ARTICLE:
• • • •

Pakistan, music and the diaspora
Salman Ahmad, the founder of the Pakistani band Junoon, has written a piece for the Washington Post’s “On Faith” site calling for more to be done to defend Pakistani arts, music and culture against attacks by what he sees as an alien form of Islam being grafted onto Pakistan by the Taliban.
“In its 60-plus turbulent years as an independent country, Pakistan has been held together by its music, poetry, films, literature and sports. Pakistan is an overwhelmingly Muslim nation, but culture — not religion — is the glue that binds people…” he writes. He calls the killing off of arts and culture by Taliban militants in northwest Pakistan — notably in the Swat valley where the government has just concluded a peace deal — as an ominous sign. “It is the first step in the potential Talibanization of more of the country.”
He urges President Barack Obama to speak up for artists, poets and musicians in South Asia, and calls on India to lift restrictions on visas preventing Pakistanis from performing there. “Nothing is more frightening to a terrorist than to see Indian and Pakistani artists collaborating in films and music and performing freely in each others’ countries,” he says.
This plea for the defence of culture and music is not just coming from inside Pakistan. In an article in Dawn, writer Ali Eteraz says the fragile state of Pakistan is leaving many in the Pakistani diaspora struggling for an identity. This, he writes, is forcing them to redefine themselves by their religion and enhancing the appeal of “romanticist readings of the past – the sort extremist religious teachers are more than happy to offer up”.

• • • •

WRITTEN INSTRUCTION 1: Print the part of the article on Pakistani music and culture between "Pakistan, music and" and "by the Taliban.", inclusive.
WRITTEN INSTRUCTION 2: Condense the paragraph of the article on Pakistani music and culture that begins "He urges President Barack Obama" into a shorter version that keeps its main points.
WRITTEN INSTRUCTION 3: Please pick up the article on Pakistani music and culture after its last sentence and continue it.

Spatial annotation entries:
• • • •

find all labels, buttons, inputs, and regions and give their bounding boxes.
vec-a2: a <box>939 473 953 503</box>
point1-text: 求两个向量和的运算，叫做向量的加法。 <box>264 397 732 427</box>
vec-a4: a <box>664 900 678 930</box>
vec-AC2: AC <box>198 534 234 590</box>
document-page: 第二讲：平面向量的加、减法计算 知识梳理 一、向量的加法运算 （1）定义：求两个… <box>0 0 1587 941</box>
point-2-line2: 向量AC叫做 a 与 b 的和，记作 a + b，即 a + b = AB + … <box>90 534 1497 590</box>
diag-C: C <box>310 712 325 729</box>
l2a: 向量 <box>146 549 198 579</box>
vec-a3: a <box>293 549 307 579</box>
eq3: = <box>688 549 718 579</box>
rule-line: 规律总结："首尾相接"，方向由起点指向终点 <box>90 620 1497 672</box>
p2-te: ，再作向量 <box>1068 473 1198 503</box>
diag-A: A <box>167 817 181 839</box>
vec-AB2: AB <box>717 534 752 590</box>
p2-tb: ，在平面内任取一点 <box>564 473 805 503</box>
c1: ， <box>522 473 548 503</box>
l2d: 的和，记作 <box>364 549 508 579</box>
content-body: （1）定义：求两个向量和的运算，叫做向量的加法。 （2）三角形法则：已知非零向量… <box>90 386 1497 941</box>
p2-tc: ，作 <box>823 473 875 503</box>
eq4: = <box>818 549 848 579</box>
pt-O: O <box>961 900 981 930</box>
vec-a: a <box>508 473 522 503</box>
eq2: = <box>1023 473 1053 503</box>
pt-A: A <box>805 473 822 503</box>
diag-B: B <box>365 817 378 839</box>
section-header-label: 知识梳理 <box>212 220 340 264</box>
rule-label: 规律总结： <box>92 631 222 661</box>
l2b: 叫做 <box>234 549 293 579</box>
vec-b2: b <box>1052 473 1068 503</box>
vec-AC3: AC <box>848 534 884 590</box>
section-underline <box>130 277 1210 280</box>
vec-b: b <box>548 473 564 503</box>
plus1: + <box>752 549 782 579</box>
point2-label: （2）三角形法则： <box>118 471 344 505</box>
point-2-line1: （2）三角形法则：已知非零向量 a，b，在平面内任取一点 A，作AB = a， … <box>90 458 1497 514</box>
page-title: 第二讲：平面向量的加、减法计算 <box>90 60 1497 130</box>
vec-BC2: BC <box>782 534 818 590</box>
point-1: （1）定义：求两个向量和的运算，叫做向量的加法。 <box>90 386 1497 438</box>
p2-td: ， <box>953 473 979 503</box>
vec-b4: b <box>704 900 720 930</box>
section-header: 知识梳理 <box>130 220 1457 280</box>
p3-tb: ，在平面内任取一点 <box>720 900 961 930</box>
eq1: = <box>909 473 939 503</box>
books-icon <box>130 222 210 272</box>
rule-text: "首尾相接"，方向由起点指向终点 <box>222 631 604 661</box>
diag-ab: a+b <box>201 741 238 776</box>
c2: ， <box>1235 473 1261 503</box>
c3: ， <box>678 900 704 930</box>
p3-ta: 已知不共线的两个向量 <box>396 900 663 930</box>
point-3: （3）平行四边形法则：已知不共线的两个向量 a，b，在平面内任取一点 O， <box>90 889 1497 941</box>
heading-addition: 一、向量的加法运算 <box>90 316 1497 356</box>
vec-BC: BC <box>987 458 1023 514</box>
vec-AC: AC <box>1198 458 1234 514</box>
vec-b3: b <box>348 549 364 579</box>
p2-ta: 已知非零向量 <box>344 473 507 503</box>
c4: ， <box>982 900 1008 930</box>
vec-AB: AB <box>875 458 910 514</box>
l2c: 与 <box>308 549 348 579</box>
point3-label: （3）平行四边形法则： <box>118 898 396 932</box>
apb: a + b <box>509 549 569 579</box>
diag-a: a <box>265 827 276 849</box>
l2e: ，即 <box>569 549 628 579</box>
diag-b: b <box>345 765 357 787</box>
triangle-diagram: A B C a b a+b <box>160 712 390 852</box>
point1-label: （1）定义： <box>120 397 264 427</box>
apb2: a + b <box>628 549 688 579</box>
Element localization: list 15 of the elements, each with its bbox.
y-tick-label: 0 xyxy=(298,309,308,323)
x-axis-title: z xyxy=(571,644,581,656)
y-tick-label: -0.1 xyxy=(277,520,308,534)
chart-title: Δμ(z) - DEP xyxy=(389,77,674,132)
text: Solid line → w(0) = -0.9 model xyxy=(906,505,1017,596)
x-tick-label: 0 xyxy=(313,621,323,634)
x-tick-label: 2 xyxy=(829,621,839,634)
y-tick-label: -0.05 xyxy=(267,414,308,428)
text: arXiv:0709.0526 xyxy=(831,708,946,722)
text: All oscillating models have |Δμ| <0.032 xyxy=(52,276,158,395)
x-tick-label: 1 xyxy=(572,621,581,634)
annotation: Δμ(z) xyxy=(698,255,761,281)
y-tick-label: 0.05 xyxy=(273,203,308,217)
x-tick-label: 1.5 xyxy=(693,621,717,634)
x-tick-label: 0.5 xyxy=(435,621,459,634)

• • • •

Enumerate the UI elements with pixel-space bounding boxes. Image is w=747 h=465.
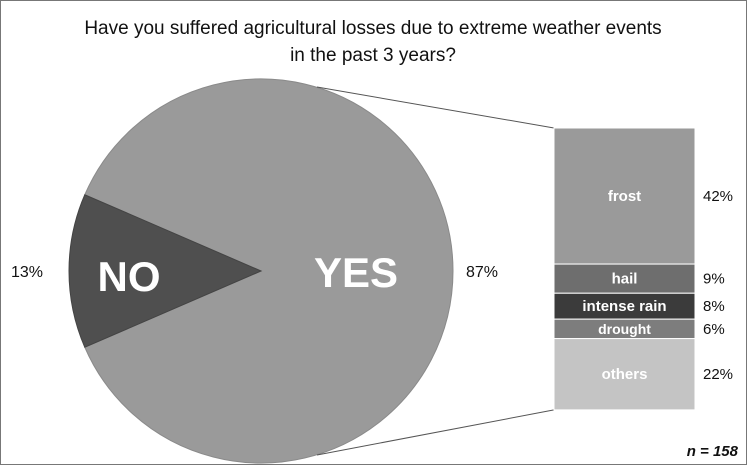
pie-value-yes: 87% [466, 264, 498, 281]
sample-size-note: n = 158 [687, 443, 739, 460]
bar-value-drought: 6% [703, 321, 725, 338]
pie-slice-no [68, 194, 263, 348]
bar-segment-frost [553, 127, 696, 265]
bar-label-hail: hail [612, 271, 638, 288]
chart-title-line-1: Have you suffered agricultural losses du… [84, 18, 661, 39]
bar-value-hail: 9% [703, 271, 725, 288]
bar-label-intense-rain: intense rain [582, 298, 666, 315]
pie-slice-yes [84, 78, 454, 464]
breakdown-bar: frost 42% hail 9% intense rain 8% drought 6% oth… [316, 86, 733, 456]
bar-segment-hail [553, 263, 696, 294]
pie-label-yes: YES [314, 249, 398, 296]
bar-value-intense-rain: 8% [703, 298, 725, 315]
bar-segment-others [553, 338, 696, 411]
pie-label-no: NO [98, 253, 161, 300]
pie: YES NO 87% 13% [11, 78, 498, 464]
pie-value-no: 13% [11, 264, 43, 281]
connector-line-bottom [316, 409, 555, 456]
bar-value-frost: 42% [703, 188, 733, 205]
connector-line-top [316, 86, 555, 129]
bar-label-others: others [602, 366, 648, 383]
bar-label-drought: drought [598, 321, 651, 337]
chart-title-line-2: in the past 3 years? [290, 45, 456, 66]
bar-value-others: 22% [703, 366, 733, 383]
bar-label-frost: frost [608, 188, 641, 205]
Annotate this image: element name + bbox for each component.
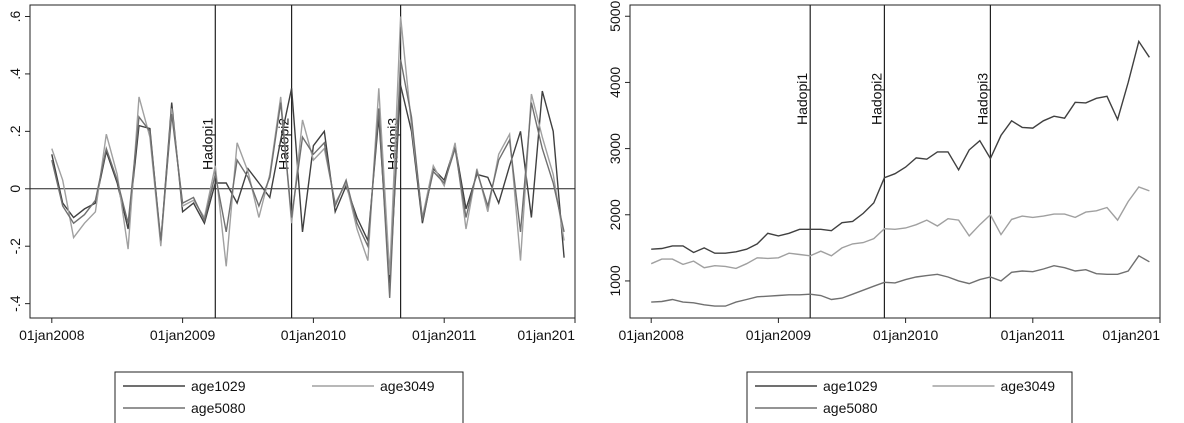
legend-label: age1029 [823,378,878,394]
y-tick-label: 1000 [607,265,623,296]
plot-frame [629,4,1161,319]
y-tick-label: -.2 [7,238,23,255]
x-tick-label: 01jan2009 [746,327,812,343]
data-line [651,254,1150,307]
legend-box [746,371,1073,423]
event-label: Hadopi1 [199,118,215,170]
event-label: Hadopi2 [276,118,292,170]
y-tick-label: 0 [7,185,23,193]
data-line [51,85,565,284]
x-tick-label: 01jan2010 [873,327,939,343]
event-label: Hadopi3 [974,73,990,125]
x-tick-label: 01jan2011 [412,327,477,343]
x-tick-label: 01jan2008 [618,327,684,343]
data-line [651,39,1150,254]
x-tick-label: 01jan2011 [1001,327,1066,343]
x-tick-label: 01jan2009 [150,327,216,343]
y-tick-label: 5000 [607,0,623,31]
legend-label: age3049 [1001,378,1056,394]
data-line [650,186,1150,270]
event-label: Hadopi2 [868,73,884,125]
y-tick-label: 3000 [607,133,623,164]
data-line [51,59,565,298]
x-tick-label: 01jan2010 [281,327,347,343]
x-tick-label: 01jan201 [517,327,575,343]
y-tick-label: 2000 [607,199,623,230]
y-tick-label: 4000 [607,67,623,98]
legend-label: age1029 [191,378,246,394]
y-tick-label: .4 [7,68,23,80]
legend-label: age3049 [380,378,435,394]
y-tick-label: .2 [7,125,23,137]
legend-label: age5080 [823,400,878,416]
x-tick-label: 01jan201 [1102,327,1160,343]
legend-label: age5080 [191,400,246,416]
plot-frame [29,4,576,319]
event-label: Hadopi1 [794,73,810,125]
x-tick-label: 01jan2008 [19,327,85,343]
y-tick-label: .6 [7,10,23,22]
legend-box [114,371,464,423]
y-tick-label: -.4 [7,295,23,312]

• • • •

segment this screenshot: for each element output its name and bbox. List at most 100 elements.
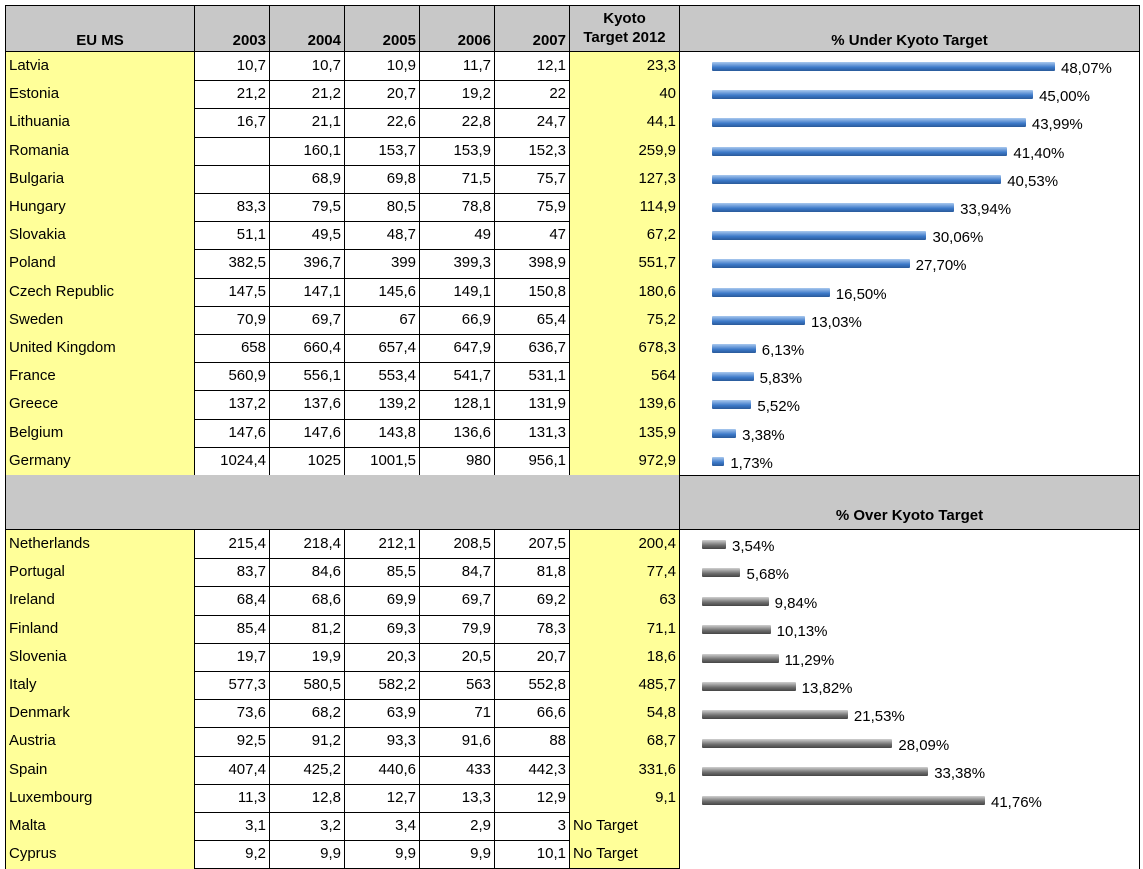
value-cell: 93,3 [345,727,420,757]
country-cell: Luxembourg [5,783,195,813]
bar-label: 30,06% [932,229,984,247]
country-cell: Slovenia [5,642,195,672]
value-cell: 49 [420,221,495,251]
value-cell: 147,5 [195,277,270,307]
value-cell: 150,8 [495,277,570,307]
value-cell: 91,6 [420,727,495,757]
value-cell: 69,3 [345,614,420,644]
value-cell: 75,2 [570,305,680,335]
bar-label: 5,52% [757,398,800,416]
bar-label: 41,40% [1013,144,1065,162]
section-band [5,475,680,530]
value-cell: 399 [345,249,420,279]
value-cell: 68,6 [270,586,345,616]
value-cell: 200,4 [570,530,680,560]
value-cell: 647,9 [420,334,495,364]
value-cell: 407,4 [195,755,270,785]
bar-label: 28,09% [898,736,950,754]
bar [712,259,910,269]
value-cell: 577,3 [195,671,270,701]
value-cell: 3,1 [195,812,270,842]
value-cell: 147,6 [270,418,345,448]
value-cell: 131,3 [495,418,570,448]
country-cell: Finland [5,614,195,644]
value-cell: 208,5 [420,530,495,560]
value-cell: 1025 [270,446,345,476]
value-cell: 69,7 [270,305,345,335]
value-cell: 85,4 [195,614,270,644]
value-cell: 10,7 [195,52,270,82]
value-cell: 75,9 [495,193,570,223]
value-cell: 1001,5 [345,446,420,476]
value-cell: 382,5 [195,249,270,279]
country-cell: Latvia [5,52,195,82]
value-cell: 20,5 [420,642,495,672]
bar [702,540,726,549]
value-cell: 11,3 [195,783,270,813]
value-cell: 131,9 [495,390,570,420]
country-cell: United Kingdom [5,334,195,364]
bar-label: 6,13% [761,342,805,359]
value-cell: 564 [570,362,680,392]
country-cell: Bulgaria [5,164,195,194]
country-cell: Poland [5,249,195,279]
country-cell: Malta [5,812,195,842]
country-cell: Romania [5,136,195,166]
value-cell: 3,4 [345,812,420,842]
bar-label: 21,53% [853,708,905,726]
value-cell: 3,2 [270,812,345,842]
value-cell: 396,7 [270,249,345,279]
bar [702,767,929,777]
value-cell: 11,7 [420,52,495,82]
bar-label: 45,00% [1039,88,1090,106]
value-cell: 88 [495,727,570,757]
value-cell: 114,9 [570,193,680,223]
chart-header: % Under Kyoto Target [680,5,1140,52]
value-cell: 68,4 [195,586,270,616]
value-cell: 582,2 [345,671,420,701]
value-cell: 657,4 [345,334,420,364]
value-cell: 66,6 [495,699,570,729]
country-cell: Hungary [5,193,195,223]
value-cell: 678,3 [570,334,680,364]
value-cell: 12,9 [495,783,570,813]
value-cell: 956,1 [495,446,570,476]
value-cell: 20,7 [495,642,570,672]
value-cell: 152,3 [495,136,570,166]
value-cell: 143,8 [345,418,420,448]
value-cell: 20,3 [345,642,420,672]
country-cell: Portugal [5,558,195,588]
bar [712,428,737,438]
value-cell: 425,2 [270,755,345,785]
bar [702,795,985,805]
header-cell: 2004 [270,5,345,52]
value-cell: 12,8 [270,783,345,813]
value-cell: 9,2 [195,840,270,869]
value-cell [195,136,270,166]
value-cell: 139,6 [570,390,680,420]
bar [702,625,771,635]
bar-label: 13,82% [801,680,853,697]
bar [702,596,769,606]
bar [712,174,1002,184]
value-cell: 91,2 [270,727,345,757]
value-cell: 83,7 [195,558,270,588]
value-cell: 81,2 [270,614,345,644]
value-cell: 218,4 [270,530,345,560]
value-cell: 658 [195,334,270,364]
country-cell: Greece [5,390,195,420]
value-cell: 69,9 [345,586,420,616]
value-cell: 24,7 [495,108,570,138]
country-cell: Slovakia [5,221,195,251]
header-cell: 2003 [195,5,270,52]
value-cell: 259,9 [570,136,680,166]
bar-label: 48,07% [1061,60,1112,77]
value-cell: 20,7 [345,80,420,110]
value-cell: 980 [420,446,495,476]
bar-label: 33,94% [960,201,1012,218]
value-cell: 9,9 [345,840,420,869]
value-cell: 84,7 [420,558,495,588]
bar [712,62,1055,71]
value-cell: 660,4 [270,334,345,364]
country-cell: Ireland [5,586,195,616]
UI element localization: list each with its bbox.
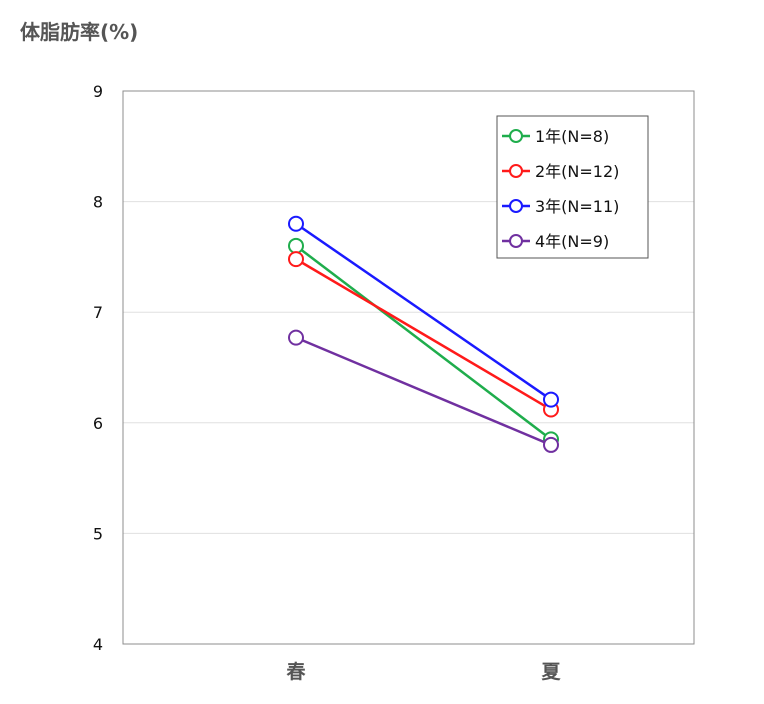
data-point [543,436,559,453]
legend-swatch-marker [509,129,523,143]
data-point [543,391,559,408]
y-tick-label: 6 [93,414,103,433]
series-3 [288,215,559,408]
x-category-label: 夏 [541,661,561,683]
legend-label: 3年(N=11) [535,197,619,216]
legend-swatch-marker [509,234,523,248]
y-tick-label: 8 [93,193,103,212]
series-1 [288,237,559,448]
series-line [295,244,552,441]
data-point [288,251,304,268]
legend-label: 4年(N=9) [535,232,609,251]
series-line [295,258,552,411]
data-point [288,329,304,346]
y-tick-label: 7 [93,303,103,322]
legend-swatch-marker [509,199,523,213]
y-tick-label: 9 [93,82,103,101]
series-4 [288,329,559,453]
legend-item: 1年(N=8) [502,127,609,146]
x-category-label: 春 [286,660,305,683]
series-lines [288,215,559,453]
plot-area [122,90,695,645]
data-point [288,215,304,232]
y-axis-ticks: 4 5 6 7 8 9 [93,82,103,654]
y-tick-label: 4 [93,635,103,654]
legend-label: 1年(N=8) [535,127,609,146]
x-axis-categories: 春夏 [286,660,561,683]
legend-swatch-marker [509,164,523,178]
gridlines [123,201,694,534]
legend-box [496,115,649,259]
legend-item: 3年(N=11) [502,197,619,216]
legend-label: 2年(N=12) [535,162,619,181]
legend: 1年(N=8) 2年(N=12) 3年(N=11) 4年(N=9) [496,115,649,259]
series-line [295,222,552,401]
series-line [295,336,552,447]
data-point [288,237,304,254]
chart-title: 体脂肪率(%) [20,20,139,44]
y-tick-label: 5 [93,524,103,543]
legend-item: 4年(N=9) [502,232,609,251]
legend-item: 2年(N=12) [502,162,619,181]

• • • •

TASK RESULT 1:
Pakistan, music and the diaspora
Salman Ahmad, the founder of the Pakistani band Junoon, has written a piece for the Washington Post’s “On Faith” site calling for more to be done to defend Pakistani arts, music and culture against attacks by what he sees as an alien form of Islam being grafted onto Pakistan by the Taliban.

TASK RESULT 2: Ahmad asks President Obama to speak up for South Asian artists, poets and musicians, and calls on India to lift visa restrictions that keep Pakistanis from performing there. He argues that terrorists fear nothing more than Indian and Pakistani artists collaborating and performing freely in each other's countries.

TASK RESULT 3:
“It has been disturbing to watch and experience because no other diaspora from a Muslim majority country makes their national identity subservient to their religion – not even the stateless Palestinians,” he says. The solution, he says, does not lie in politics or new laws. “The focus at the moment has to be on culture and identity. The promotion of Pakistani arts, music, literature, cinema, poetry, and fashion is of the essence.”
We’ve explored the question of the disillusionment of the Pakistani diaspora before, notably in this guest contribution by Amil Khan. British newspapers, in particular, are increasingly writing about the risk of some young British Pakistanis finding their identities instead in Islamist militancy and going on to launch attacks in Europe and the United States, or volunteering to fight alongside the Taliban in Afghanistan.
It would be naive to suggest that simply promoting Pakistani arts and music would solve all these problems. But if Pakistanis inside and outside the country are calling for support, perhaps it’s time to pay more attention?
(Reuters file photos of Junoon playing in Bombay, and waiting for the show to start in Srinagar)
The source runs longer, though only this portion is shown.